Reproduce the data below verbatim, line by line, omitting any pictures from the output.
Start Material shown
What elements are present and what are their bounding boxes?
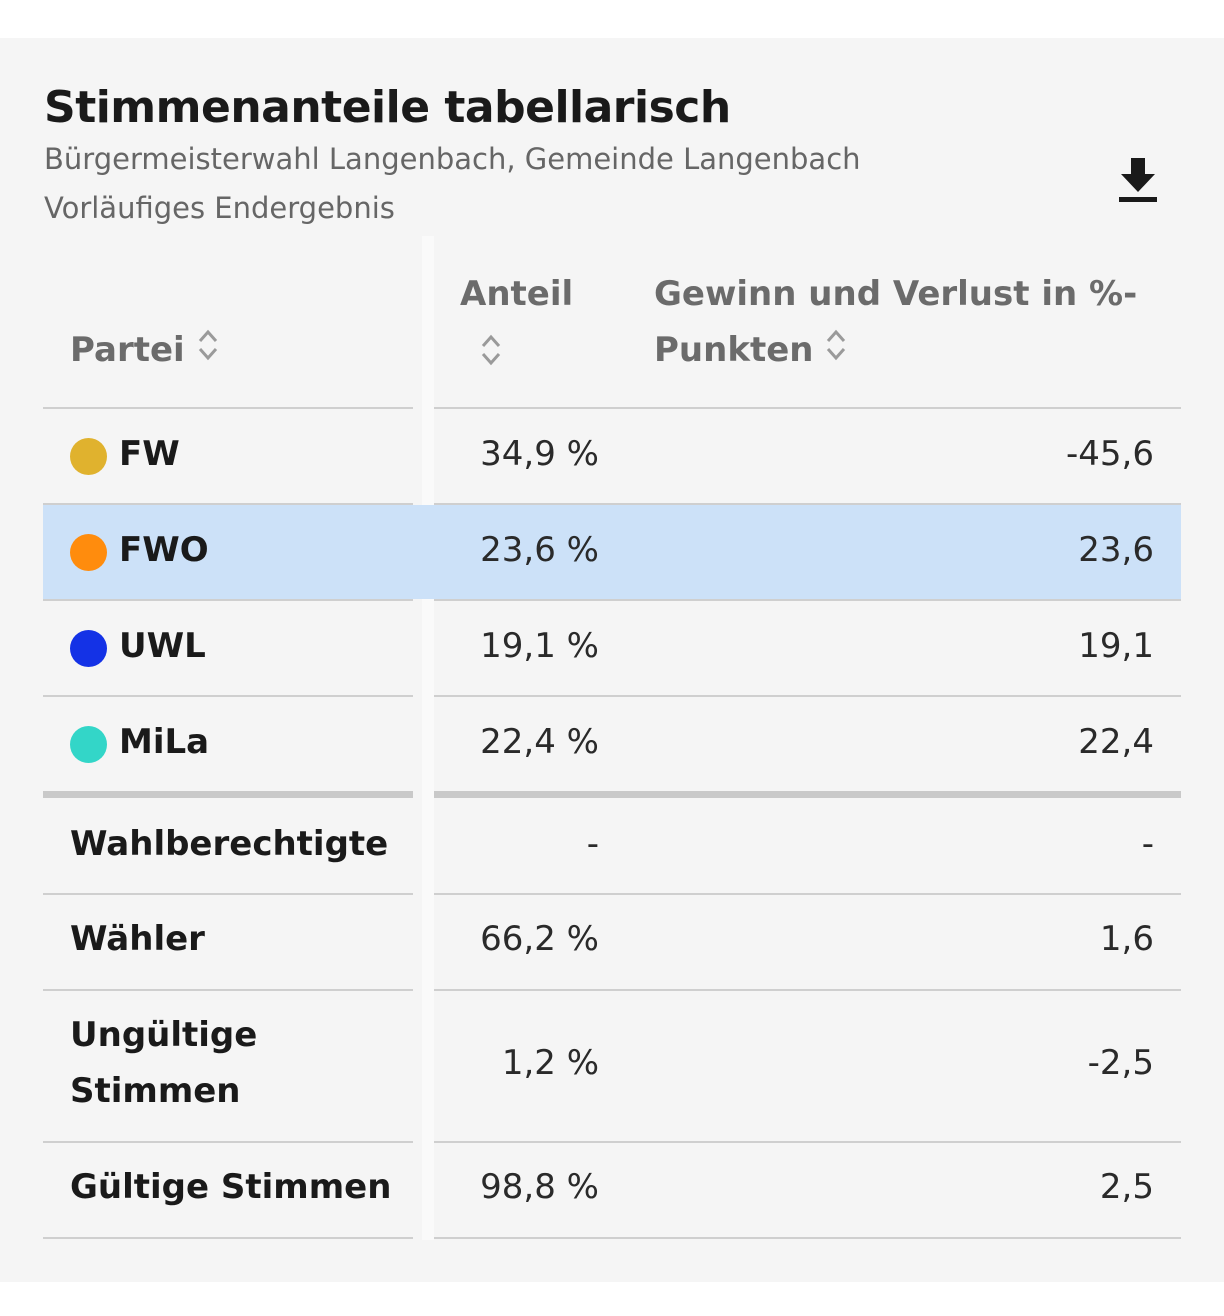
share-value: 66,2 %	[480, 919, 599, 959]
table-row: Ungültige Stimmen 1,2 % -2,5	[0, 991, 1224, 1141]
party-color-dot	[70, 438, 107, 475]
stat-label: Ungültige Stimmen	[70, 1015, 258, 1111]
card-subtitle: Bürgermeisterwahl Langenbach, Gemeinde L…	[44, 142, 861, 176]
change-value: 2,5	[1099, 1167, 1154, 1207]
divider	[43, 599, 413, 601]
divider	[434, 989, 1181, 991]
change-header-label-2: Punkten	[654, 330, 814, 370]
change-value: -	[1141, 824, 1154, 864]
download-icon[interactable]	[1114, 152, 1162, 204]
party-name: FW	[119, 434, 180, 474]
party-color-dot	[70, 726, 107, 763]
divider	[43, 989, 413, 991]
divider	[43, 1141, 413, 1143]
party-name: UWL	[119, 626, 206, 666]
share-value: 34,9 %	[480, 434, 599, 474]
change-value: -2,5	[1087, 1043, 1154, 1083]
section-divider	[43, 791, 413, 798]
divider	[43, 1237, 413, 1239]
share-value: 19,1 %	[480, 626, 599, 666]
stat-label: Wahlberechtigte	[70, 824, 389, 864]
divider	[43, 893, 413, 895]
divider	[434, 599, 1181, 601]
change-value: 23,6	[1078, 530, 1154, 570]
stat-label: Wähler	[70, 919, 205, 959]
sort-change-header[interactable]: Gewinn und Verlust in %- Punkten	[654, 266, 1137, 380]
divider	[434, 893, 1181, 895]
row-highlight	[413, 505, 1181, 599]
results-card: Stimmenanteile tabellarisch Bürgermeiste…	[0, 38, 1224, 1282]
change-value: 19,1	[1078, 626, 1154, 666]
divider	[434, 1141, 1181, 1143]
sort-icon	[480, 322, 573, 374]
share-value: 98,8 %	[480, 1167, 599, 1207]
table-row: Wähler 66,2 % 1,6	[0, 895, 1224, 990]
party-color-dot	[70, 534, 107, 571]
change-value: 1,6	[1099, 919, 1154, 959]
change-header-label: Gewinn und Verlust in %-	[654, 274, 1138, 314]
section-divider	[434, 791, 1181, 798]
party-row-fwo[interactable]: FWO 23,6 % 23,6	[0, 505, 1224, 599]
result-status: Vorläufiges Endergebnis	[44, 191, 395, 225]
share-value: 23,6 %	[480, 530, 599, 570]
divider	[43, 407, 413, 409]
party-row-uwl[interactable]: UWL 19,1 % 19,1	[0, 601, 1224, 695]
change-value: -45,6	[1066, 434, 1154, 474]
column-separator	[422, 236, 434, 1240]
share-value: -	[586, 824, 599, 864]
change-value: 22,4	[1078, 722, 1154, 762]
divider	[434, 695, 1181, 697]
party-color-dot	[70, 630, 107, 667]
table-row: Gültige Stimmen 98,8 % 2,5	[0, 1143, 1224, 1238]
share-header-label: Anteil	[460, 274, 574, 314]
stat-label: Gültige Stimmen	[70, 1167, 392, 1207]
sort-icon	[197, 324, 219, 380]
sort-share-header[interactable]: Anteil	[460, 266, 573, 374]
sort-icon	[825, 324, 847, 380]
party-name: MiLa	[119, 722, 210, 762]
sort-party-header[interactable]: Partei	[70, 322, 219, 380]
divider	[43, 695, 413, 697]
party-name: FWO	[119, 530, 209, 570]
party-row-mila[interactable]: MiLa 22,4 % 22,4	[0, 697, 1224, 791]
share-value: 22,4 %	[480, 722, 599, 762]
table-row: Wahlberechtigte - -	[0, 798, 1224, 894]
party-row-fw[interactable]: FW 34,9 % -45,6	[0, 409, 1224, 503]
share-value: 1,2 %	[501, 1043, 599, 1083]
divider	[434, 503, 1181, 505]
divider	[434, 407, 1181, 409]
party-header-label: Partei	[70, 330, 185, 370]
divider	[434, 1237, 1181, 1239]
card-title: Stimmenanteile tabellarisch	[44, 82, 731, 133]
divider	[43, 503, 413, 505]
End Material shown
Expected answer |
What elements are present and what are their bounding boxes?
share-value: 66,2 %	[480, 919, 599, 959]
table-row: Ungültige Stimmen 1,2 % -2,5	[0, 991, 1224, 1141]
party-color-dot	[70, 438, 107, 475]
stat-label: Ungültige Stimmen	[70, 1015, 258, 1111]
card-subtitle: Bürgermeisterwahl Langenbach, Gemeinde L…	[44, 142, 861, 176]
change-value: 2,5	[1099, 1167, 1154, 1207]
divider	[43, 599, 413, 601]
divider	[434, 989, 1181, 991]
change-header-label-2: Punkten	[654, 330, 814, 370]
change-value: -	[1141, 824, 1154, 864]
download-icon[interactable]	[1114, 152, 1162, 204]
party-name: FW	[119, 434, 180, 474]
party-color-dot	[70, 726, 107, 763]
divider	[43, 989, 413, 991]
divider	[43, 1141, 413, 1143]
party-name: UWL	[119, 626, 206, 666]
share-value: 34,9 %	[480, 434, 599, 474]
change-value: -2,5	[1087, 1043, 1154, 1083]
section-divider	[43, 791, 413, 798]
divider	[43, 1237, 413, 1239]
share-value: 19,1 %	[480, 626, 599, 666]
stat-label: Wahlberechtigte	[70, 824, 389, 864]
divider	[43, 893, 413, 895]
divider	[434, 599, 1181, 601]
change-value: 23,6	[1078, 530, 1154, 570]
stat-label: Wähler	[70, 919, 205, 959]
sort-change-header[interactable]: Gewinn und Verlust in %- Punkten	[654, 266, 1137, 380]
divider	[434, 893, 1181, 895]
row-highlight	[413, 505, 1181, 599]
results-card: Stimmenanteile tabellarisch Bürgermeiste…	[0, 38, 1224, 1282]
change-value: 19,1	[1078, 626, 1154, 666]
divider	[434, 1141, 1181, 1143]
sort-icon	[480, 322, 573, 374]
share-value: 98,8 %	[480, 1167, 599, 1207]
table-row: Wähler 66,2 % 1,6	[0, 895, 1224, 990]
party-color-dot	[70, 534, 107, 571]
change-value: 1,6	[1099, 919, 1154, 959]
change-header-label: Gewinn und Verlust in %-	[654, 274, 1138, 314]
section-divider	[434, 791, 1181, 798]
party-row-fwo[interactable]: FWO 23,6 % 23,6	[0, 505, 1224, 599]
result-status: Vorläufiges Endergebnis	[44, 191, 395, 225]
share-value: 23,6 %	[480, 530, 599, 570]
divider	[43, 407, 413, 409]
party-row-uwl[interactable]: UWL 19,1 % 19,1	[0, 601, 1224, 695]
change-value: -45,6	[1066, 434, 1154, 474]
column-separator	[422, 236, 434, 1240]
share-value: -	[586, 824, 599, 864]
change-value: 22,4	[1078, 722, 1154, 762]
divider	[434, 695, 1181, 697]
party-color-dot	[70, 630, 107, 667]
table-row: Gültige Stimmen 98,8 % 2,5	[0, 1143, 1224, 1238]
share-header-label: Anteil	[460, 274, 574, 314]
stat-label: Gültige Stimmen	[70, 1167, 392, 1207]
sort-icon	[197, 324, 219, 380]
sort-share-header[interactable]: Anteil	[460, 266, 573, 374]
sort-icon	[825, 324, 847, 380]
party-name: MiLa	[119, 722, 210, 762]
sort-party-header[interactable]: Partei	[70, 322, 219, 380]
divider	[43, 695, 413, 697]
party-name: FWO	[119, 530, 209, 570]
party-row-mila[interactable]: MiLa 22,4 % 22,4	[0, 697, 1224, 791]
share-value: 22,4 %	[480, 722, 599, 762]
table-row: Wahlberechtigte - -	[0, 798, 1224, 894]
party-row-fw[interactable]: FW 34,9 % -45,6	[0, 409, 1224, 503]
share-value: 1,2 %	[501, 1043, 599, 1083]
divider	[434, 503, 1181, 505]
divider	[434, 407, 1181, 409]
party-header-label: Partei	[70, 330, 185, 370]
divider	[434, 1237, 1181, 1239]
card-title: Stimmenanteile tabellarisch	[44, 82, 731, 133]
divider	[43, 503, 413, 505]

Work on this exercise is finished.